ФРАГМЕНТ ДОКУМЕНТА:

>>>>

XLV Мистицизм - явление связанное с понятиями “мистерий” (тайных культов). В понимании Бога, цели и средств познания мира сверхъестественного, человека и окружающей его реальности мистицизм противостоит Православию. Поскольку следствием является ложное понимание духовной жизни, святоотеческая традиция предостерегает от “легкого” употребления терминов “мистика”, “мистический” в приложении к любому явлению “невидимого” мира. Употребление этих терминов в широком значении, подчеркивает А.И.Осипов, охватывающем добро и зло, стремление к истине и любопытство узнать, что “там”, поиск Царства Божия и жажду новых, необычных наслаждений, святость и сатанизм эффективно внедряет в подсознание и сознание разрушительную идею тождественности по существу аскетических путей всех религий. Мистический опыт за пределами всего тварного и ограниченного открывал реальность Сущего, Абсолюта. Но эта теософская идея обесценивает уникальную значимость Жертвы Иисуса Христа и Его Благовестия в деле спасения мира. Отождествляется опыт христианских святых с опытом тех, для кого Иисус Христос был лжемессией и даже тех, для которых вообще Единого Личного Бога нет (буддисты). “...Тем самым человек лишается даже мысли о возможности роковой ошибки в наиболее сложной и ответственной области жизни - духовной, превращается в слепую игрушку своей мечтательности, гордыни и часто откровенно демонических сил. Поэтому смешение понятий (“мистик” - “святой” и т.д.) в этой области опаснее, чем в любой другой (Осипов А.И. Путь разума в поисках истины. Основное богословие. М., 1997,с.261).

Многообразие мистицизма А.И.Осипов делит на две основных категории: естественный и приобретенный. Естественный мистицизм обнаруживается у человека как его природная способность (целительства, ясновидения и т.п.). Экстрасенсорные способности легко развивают у их обладателя тщеславие, гордость, что делает опасным его воздействие на людей: “духовно слепой, внедряясь своими неочищенными “руками” в душу другого, заражает ее, нарушает тонкий, сокровенный порядок души и тем наносит часто непоправимый вред всему составу человека: духу, душе и телу” (ibid,с.262). Приобретенный мистицизм делится на оккультный и прелестный. Оккультный мистицизм (спиритизм, теософия, антропософия и др.) связан с сознательным стремлением человека проникнуть в духовный сверхъестественный мир с целью познания его тайн и использования скрытых в нем сил в своих целях. Святоотеческое наследие предупреждает, что в этом случае человек вступает в общение с духами отверженными со всеми вытекающими из этого факта гибельными последствиями. В восточных мистических традициях мы видим древнее искушение “будьте как боги (Быт. 3:5). Веданта прямо говорит, что нет Бога, кроме человека, и что единственный Бог для поклонения - это человеческая душа или человеческое тело. Индуистский мистицизм веданты, пишет А.И.Осипов, “это культ откровенной сатанинской гордыни (“проникнитесь сознанием своего могущества, величия и славы”), гневно отвергающей бытие Единого Бога (“нет Бога, кроме человека ... а вы верите в бессмыслицу”) и, естественно, приводящей к очевидному сумасшествию ”Чувствуйте, как Христос, и вы будете Христом” (ibid, c.265-266). Лжедуховный мистицизм возможен и в христианстве, о котором уже говорилось. Здесь укажем, что он широко распространен сегодня в виде харизматических движений в разных христианских церквах, сектах, общинах (например, у пятидесятников). В православной среде он возможен вследствие ориентации людей на поиск не Бога, а благодатных ощущений от Бога и жизни не по святоотеческому учению, а по своим соображениям и желаниям.

<<<<

ЗАДАНИЯ ДЛЯ ВЫПОЛНЕНИЯ:
- 1) Перечислите все разновидности оккультного мистицизма, которые названы в скобках во фрагменте о мистицизме.
- 2) Допишите продолжение фрагмента о мистицизме, начиная сразу после его последнего предложения.

Данные, извлечённые из коллекции
>>>>

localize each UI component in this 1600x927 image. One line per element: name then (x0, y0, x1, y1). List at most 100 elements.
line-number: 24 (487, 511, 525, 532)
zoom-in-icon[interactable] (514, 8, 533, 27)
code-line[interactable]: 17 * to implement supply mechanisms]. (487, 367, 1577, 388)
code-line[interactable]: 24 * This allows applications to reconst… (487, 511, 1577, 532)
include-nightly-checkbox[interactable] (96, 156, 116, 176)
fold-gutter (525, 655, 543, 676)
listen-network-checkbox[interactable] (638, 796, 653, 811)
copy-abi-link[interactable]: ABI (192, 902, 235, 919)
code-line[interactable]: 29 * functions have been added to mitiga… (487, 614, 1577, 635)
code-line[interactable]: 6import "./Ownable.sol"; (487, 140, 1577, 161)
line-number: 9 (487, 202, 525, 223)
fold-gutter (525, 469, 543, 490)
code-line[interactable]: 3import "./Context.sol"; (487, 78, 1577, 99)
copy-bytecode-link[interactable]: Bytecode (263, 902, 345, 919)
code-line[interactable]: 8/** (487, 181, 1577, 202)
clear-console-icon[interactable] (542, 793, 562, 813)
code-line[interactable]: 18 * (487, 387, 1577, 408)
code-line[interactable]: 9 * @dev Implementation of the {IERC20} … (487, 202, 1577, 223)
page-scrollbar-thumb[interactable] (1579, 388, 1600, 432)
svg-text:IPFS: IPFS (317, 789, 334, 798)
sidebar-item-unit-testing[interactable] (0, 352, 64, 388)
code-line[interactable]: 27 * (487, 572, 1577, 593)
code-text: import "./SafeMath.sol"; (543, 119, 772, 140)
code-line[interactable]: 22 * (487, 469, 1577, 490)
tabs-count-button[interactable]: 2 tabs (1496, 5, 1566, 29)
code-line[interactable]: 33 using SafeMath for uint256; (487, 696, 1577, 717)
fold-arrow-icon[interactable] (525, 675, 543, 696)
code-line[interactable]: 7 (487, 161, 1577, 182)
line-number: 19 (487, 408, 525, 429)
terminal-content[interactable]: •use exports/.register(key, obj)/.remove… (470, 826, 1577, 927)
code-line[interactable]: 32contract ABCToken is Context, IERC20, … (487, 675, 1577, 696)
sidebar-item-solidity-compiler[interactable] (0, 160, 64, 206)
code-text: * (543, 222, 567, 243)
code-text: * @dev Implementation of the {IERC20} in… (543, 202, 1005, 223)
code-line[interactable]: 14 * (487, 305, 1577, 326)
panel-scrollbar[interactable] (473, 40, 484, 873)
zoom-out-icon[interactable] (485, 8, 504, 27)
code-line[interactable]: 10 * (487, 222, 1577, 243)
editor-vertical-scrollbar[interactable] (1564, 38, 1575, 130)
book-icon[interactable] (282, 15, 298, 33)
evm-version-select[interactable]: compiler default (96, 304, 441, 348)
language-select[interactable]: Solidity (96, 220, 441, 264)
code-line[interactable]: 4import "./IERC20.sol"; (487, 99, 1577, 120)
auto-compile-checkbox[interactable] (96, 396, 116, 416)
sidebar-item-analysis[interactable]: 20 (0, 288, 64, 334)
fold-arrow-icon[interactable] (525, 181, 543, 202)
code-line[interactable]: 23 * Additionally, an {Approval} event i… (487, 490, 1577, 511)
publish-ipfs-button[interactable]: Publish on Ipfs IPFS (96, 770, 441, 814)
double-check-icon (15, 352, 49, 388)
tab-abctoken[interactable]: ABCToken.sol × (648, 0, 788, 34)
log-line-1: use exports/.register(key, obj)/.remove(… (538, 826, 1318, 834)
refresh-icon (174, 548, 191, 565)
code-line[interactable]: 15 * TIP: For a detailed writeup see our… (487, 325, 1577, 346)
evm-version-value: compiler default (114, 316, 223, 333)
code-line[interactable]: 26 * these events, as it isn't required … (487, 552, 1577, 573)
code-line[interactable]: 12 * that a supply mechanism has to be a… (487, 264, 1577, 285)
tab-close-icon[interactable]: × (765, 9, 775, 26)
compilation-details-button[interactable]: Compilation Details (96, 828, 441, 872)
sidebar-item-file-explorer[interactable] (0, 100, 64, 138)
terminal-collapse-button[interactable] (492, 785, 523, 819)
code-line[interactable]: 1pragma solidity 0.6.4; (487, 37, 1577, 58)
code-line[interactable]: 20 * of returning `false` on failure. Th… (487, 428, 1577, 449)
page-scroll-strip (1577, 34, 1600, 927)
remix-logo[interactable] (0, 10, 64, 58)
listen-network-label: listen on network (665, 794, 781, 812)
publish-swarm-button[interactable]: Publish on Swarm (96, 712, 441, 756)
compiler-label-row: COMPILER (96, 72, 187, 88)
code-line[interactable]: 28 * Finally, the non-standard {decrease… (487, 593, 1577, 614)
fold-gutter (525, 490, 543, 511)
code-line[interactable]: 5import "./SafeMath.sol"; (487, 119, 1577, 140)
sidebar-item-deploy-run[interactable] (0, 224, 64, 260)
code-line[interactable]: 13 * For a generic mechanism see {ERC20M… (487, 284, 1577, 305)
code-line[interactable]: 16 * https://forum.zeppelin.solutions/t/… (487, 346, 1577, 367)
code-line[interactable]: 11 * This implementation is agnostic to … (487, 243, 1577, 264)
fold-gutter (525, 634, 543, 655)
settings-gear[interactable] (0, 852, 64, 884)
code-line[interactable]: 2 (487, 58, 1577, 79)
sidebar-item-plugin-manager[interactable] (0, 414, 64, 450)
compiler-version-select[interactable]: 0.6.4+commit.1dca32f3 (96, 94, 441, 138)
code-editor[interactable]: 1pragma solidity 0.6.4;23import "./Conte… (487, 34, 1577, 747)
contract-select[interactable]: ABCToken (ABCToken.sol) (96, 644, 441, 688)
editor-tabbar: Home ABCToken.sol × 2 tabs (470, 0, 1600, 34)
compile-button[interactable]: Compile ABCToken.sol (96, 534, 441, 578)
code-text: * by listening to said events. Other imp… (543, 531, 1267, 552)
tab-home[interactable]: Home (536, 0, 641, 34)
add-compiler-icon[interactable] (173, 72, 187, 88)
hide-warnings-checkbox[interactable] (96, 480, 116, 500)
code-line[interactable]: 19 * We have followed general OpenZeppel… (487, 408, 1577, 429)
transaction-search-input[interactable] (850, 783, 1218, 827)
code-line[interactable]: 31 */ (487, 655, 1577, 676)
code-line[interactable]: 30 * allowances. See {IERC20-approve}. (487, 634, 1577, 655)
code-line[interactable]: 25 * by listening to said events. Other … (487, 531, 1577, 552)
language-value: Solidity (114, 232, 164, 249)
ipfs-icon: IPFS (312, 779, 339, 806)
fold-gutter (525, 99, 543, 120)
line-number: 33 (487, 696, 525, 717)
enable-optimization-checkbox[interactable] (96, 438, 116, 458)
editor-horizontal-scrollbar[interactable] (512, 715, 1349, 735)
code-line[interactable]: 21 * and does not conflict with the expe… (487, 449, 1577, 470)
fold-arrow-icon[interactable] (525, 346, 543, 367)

<<<<

ОТВЕТЫ ПО ЗАДАНИЯМ:
- 1) Спиритизм, теософия, антропософия.

- 2)
XLVI

Можно предположить также, что начало христианской эпохи было неким особенным временем дарования благодати, во первых, адекватной тому горению верой первых христиан, их праведной жизни, и, во-вторых, по милости Божьей укрепляющей их в годы гонений истинными высокими духовными состояниями. В евангельском событии Пятидесятницы (Схождении Духа Святого на апостолов) мы имеем точку отсчета правильного понимания слов пророка Иоиля “И будут в последние дни, говорит Бог, излию от Духа Моего на всякую плоть, и будут пророчествовать сыны ваши и дочери ваши, и юноши ваши будут видеть видения, и старцы ваши сновидениями вразумляемы будут; и на рабов Моих и на рабынь Моих в те дни излию от Духа Моего, и будут пророчествовать” (Деян. 2:17-18). В последующие века открылись тонкие механизмы внутренней битвы с духовным прельщением, был набран тот глубочайший святоотеческий опыт, который, в силу своего всеобъемлющего и целостного характера, наполнил и прояснил установления Священного Писания относительно битвы с “духами злобы поднебесной” (Еф. 6:12).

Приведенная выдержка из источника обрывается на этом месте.